Return each line containing "температуры".

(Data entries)
>> start

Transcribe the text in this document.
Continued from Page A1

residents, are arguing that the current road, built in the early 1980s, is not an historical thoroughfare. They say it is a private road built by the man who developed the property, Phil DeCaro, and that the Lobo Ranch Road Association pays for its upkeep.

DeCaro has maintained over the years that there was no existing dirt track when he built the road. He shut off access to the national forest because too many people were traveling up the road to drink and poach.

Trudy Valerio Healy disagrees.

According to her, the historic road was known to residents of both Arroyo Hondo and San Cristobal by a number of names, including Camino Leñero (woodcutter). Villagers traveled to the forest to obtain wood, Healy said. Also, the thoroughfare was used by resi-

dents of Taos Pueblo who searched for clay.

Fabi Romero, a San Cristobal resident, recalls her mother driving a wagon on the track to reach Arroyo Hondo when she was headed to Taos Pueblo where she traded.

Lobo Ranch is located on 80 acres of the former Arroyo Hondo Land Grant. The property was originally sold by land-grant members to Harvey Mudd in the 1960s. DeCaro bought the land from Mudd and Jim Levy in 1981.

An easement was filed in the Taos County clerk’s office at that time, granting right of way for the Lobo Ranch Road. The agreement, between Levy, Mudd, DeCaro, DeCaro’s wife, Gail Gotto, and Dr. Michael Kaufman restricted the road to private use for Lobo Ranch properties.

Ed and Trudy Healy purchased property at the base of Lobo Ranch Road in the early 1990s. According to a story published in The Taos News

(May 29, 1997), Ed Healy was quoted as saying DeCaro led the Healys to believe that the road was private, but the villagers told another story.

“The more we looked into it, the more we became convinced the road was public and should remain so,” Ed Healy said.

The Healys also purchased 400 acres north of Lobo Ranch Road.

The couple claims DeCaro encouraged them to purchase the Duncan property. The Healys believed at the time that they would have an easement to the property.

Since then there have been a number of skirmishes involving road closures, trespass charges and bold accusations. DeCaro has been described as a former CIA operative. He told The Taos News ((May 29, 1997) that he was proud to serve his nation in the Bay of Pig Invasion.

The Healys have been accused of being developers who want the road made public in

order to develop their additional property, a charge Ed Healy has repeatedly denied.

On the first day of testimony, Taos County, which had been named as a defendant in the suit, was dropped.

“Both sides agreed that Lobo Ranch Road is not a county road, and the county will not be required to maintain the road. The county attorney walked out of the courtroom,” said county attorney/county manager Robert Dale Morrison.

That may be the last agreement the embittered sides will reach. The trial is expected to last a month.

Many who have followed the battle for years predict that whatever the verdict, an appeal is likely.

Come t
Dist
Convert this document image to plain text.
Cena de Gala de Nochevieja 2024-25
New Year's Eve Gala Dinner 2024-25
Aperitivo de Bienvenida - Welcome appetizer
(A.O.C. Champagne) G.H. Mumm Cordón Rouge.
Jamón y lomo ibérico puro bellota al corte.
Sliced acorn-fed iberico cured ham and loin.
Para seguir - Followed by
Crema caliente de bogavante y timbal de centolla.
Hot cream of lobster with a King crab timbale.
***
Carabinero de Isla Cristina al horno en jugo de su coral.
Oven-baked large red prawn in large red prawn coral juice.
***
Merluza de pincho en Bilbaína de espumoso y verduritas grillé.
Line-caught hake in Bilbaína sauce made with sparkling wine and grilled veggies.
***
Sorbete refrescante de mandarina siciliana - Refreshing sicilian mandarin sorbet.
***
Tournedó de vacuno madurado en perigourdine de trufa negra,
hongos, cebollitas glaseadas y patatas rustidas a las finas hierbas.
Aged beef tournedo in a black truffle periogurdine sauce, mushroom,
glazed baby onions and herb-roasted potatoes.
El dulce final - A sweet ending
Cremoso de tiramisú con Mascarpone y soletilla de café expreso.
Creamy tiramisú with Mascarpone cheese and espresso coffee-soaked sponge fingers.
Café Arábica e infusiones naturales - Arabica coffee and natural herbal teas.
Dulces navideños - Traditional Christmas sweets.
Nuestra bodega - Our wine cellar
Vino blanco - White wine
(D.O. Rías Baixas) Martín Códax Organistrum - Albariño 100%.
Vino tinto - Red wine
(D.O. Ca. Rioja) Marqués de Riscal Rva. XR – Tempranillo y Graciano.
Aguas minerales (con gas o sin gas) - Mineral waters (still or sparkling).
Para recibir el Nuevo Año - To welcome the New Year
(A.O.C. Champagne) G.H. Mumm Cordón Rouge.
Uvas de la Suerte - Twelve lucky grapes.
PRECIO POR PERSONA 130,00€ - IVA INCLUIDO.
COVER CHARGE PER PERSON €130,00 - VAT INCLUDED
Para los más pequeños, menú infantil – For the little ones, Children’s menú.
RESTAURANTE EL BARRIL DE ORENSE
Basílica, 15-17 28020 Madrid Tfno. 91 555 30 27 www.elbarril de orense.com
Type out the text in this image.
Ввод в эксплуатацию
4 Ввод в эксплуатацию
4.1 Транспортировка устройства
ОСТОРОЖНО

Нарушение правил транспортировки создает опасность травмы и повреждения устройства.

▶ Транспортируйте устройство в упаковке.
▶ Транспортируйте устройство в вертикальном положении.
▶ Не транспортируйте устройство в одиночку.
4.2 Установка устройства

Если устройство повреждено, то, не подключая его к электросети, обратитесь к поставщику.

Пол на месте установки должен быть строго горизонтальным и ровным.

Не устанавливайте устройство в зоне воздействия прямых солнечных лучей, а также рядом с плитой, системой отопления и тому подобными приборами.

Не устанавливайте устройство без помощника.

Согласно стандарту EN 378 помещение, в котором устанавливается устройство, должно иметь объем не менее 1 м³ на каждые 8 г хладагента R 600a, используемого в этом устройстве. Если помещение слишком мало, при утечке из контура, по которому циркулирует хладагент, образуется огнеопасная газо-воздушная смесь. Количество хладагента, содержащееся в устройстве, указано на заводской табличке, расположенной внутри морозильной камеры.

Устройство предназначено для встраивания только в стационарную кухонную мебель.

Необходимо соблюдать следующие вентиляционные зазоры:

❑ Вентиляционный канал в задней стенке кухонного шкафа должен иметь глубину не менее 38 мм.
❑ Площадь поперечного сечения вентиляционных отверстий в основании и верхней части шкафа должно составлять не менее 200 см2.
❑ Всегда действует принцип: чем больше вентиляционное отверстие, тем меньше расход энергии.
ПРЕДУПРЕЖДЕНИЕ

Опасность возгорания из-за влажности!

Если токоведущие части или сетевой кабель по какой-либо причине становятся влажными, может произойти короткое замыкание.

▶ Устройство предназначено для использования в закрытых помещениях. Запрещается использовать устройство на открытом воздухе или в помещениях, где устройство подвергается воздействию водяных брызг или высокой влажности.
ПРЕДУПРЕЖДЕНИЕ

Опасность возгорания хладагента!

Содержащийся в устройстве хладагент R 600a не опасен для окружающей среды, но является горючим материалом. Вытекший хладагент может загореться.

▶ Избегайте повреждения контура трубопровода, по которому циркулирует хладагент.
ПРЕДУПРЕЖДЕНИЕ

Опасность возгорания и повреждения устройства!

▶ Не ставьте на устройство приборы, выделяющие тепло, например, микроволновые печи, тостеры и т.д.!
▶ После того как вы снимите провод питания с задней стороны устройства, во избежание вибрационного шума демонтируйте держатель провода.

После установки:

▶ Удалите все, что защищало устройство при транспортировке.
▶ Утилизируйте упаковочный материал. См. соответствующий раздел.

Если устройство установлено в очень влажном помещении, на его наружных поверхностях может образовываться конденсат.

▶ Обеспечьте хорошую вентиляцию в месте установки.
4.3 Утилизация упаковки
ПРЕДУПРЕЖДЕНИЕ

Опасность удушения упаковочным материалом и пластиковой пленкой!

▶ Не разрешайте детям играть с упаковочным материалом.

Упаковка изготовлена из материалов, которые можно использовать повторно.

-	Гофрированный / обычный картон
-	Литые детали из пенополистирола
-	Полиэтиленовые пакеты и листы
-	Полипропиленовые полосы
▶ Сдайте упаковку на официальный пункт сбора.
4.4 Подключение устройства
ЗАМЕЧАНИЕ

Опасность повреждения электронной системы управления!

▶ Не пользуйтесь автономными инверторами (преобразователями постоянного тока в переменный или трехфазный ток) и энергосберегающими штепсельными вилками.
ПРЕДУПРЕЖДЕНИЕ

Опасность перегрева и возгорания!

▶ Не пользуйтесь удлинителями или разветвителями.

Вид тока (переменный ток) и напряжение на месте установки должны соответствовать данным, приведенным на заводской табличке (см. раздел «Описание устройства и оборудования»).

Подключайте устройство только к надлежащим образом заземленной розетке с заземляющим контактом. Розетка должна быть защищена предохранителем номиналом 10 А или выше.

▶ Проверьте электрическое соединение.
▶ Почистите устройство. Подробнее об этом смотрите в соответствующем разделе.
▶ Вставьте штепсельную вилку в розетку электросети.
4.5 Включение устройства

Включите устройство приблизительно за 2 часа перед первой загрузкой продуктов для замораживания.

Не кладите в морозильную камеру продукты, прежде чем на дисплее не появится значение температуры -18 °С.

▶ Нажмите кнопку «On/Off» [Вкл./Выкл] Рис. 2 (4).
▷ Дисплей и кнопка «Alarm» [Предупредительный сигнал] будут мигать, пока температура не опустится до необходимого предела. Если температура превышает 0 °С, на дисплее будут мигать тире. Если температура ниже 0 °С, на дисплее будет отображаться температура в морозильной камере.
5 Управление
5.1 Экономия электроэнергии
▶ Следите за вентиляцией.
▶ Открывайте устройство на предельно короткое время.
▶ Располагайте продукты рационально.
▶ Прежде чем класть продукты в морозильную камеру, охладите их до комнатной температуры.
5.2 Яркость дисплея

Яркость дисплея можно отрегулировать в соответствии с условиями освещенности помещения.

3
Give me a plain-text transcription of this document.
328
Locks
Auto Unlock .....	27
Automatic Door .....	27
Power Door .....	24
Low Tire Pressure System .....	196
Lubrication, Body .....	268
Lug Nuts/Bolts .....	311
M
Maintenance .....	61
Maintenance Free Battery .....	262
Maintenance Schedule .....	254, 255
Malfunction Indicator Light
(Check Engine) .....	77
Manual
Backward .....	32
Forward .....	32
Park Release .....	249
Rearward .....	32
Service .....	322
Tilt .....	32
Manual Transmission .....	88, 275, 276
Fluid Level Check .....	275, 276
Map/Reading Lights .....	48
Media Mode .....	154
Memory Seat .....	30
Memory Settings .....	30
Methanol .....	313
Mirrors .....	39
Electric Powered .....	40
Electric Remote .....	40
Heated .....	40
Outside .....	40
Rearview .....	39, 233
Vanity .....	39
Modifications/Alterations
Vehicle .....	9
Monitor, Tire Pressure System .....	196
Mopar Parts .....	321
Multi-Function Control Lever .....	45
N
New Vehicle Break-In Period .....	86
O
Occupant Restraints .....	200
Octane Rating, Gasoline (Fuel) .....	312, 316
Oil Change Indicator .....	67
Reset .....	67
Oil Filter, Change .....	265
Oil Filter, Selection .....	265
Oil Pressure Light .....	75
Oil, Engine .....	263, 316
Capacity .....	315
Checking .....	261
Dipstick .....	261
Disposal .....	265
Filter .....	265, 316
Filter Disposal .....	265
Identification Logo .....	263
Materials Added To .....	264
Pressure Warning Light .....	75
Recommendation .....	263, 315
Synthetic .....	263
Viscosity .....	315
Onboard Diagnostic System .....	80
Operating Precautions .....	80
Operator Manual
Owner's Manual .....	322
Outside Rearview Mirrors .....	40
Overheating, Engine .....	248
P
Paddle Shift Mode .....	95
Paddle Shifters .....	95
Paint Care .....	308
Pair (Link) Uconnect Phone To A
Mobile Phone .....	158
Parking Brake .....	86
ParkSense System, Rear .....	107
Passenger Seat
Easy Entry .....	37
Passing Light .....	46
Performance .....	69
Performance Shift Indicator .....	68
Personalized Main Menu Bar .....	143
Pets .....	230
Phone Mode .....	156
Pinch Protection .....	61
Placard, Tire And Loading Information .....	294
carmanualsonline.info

>> end

• **Answer below**
Не кладите в морозильную камеру продукты, прежде чем на дисплее не появится значение температуры -18 °С.
▶ Прежде чем класть продукты в морозильную камеру, охладите их до комнатной температуры.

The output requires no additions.